Data excerpts:
━━━━━━━━━━━━━━━━━━━━━━━━━━━━━━

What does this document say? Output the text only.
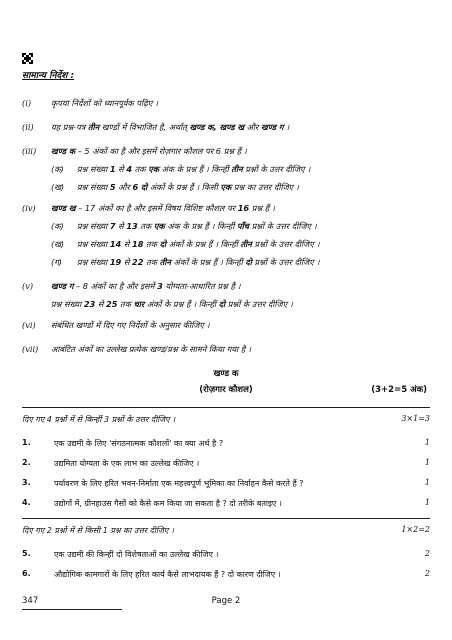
सामान्य निर्देश :
(i) कृपया निर्देशों को ध्यानपूर्वक पढ़िए ।
(ii) यह प्रश्न-पत्र तीन खण्डों में विभाजित है, अर्थात् खण्ड क, खण्ड ख और खण्ड ग ।
(iii) खण्ड क – 5 अंकों का है और इसमें रोज़गार कौशल पर 6 प्रश्न हैं ।
(क) प्रश्न संख्या 1 से 4 तक एक अंक के प्रश्न हैं । किन्हीं तीन प्रश्नों के उत्तर दीजिए ।
(ख) प्रश्न संख्या 5 और 6 दो अंकों के प्रश्न हैं । किसी एक प्रश्न का उत्तर दीजिए ।
(iv) खण्ड ख – 17 अंकों का है और इसमें विषय विशिष्ट कौशल पर 16 प्रश्न हैं ।
(क) प्रश्न संख्या 7 से 13 तक एक अंक के प्रश्न हैं । किन्हीं पाँच प्रश्नों के उत्तर दीजिए ।
(ख) प्रश्न संख्या 14 से 18 तक दो अंकों के प्रश्न हैं । किन्हीं तीन प्रश्नों के उत्तर दीजिए ।
(ग) प्रश्न संख्या 19 से 22 तक तीन अंकों के प्रश्न हैं । किन्हीं दो प्रश्नों के उत्तर दीजिए ।
(v) खण्ड ग – 8 अंकों का है और इसमें 3 योग्यता-आधारित प्रश्न हैं ।
प्रश्न संख्या 23 से 25 तक चार अंकों के प्रश्न हैं । किन्हीं दो प्रश्नों के उत्तर दीजिए ।
(vi) संबंधित खण्डों में दिए गए निर्देशों के अनुसार कीजिए ।
(vii) आबंटित अंकों का उल्लेख प्रत्येक खण्ड/प्रश्न के सामने किया गया है ।
खण्ड क
(रोज़गार कौशल)	(3+2=5 अंक)
दिए गए 4 प्रश्नों में से किन्हीं 3 प्रश्नों के उत्तर दीजिए ।	3×1=3
1.	एक उद्यमी के लिए 'संगठनात्मक कौशलों' का क्या अर्थ है ?	1
2.	उद्यमिता योग्यता के एक लाभ का उल्लेख कीजिए ।	1
3.	पर्यावरण के लिए हरित भवन-निर्माता एक महत्त्वपूर्ण भूमिका का निर्वाहन कैसे करते हैं ?	1
4.	उद्योगों में, ग्रीनहाउस गैसों को कैसे कम किया जा सकता है ? दो तरीके बताइए ।	1
दिए गए 2 प्रश्नों में से किसी 1 प्रश्न का उत्तर दीजिए ।	1×2=2
5.	एक उद्यमी की किन्हीं दो विशेषताओं का उल्लेख कीजिए ।	2
6.	औद्योगिक कामगारों के लिए हरित कार्य कैसे लाभदायक हैं ? दो कारण दीजिए ।	2
347	Page 2
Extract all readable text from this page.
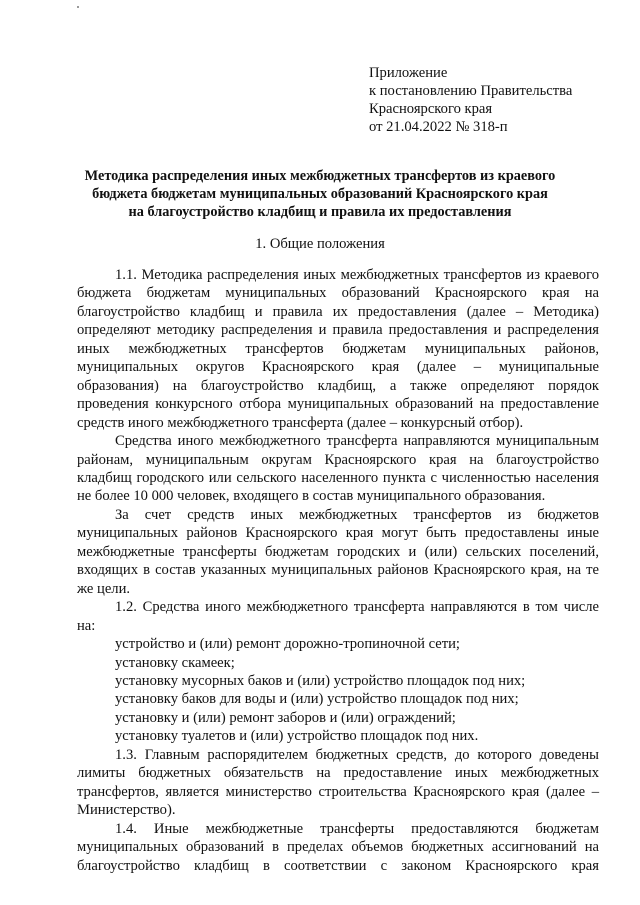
Приложение
к постановлению Правительства
Красноярского края
от 21.04.2022 № 318-п
Методика распределения иных межбюджетных трансфертов из краевого
бюджета бюджетам муниципальных образований Красноярского края
на благоустройство кладбищ и правила их предоставления
1. Общие положения

1.1. Методика распределения иных межбюджетных трансфертов из краевого бюджета бюджетам муниципальных образований Красноярского края на благоустройство кладбищ и правила их предоставления (далее – Методика) определяют методику распределения и правила предоставления и распределения иных межбюджетных трансфертов бюджетам муниципальных районов, муниципальных округов Красноярского края (далее – муниципальные образования) на благоустройство кладбищ, а также определяют порядок проведения конкурсного отбора муниципальных образований на предоставление средств иного межбюджетного трансферта (далее – конкурсный отбор).

Средства иного межбюджетного трансферта направляются муниципальным районам, муниципальным округам Красноярского края на благоустройство кладбищ городского или сельского населенного пункта с численностью населения не более 10 000 человек, входящего в состав муниципального образования.

За счет средств иных межбюджетных трансфертов из бюджетов муниципальных районов Красноярского края могут быть предоставлены иные межбюджетные трансферты бюджетам городских и (или) сельских поселений, входящих в состав указанных муниципальных районов Красноярского края, на те же цели.

1.2. Средства иного межбюджетного трансферта направляются в том числе на:

устройство и (или) ремонт дорожно-тропиночной сети;

установку скамеек;

установку мусорных баков и (или) устройство площадок под них;

установку баков для воды и (или) устройство площадок под них;

установку и (или) ремонт заборов и (или) ограждений;

установку туалетов и (или) устройство площадок под них.

1.3. Главным распорядителем бюджетных средств, до которого доведены лимиты бюджетных обязательств на предоставление иных межбюджетных трансфертов, является министерство строительства Красноярского края (далее – Министерство).

1.4. Иные межбюджетные трансферты предоставляются бюджетам муниципальных образований в пределах объемов бюджетных ассигнований на благоустройство кладбищ в соответствии с законом Красноярского края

━━━━━━━━━━━━━━━━━━━━━━━━━━━━━━

▶ TASK REQUIREMENTS: Copy out every line of the listing that contains the string "трансферта".

▶ EXERCISE SOLUTION:
1.1. Методика распределения иных межбюджетных трансфертов из краевого бюджета бюджетам муниципальных образований Красноярского края на благоустройство кладбищ и правила их предоставления (далее – Методика) определяют методику распределения и правила предоставления и распределения иных межбюджетных трансфертов бюджетам муниципальных районов, муниципальных округов Красноярского края (далее – муниципальные образования) на благоустройство кладбищ, а также определяют порядок проведения конкурсного отбора муниципальных образований на предоставление средств иного межбюджетного трансферта (далее – конкурсный отбор).
Средства иного межбюджетного трансферта направляются муниципальным районам, муниципальным округам Красноярского края на благоустройство кладбищ городского или сельского населенного пункта с численностью населения не более 10 000 человек, входящего в состав муниципального образования.
1.2. Средства иного межбюджетного трансферта направляются в том числе на:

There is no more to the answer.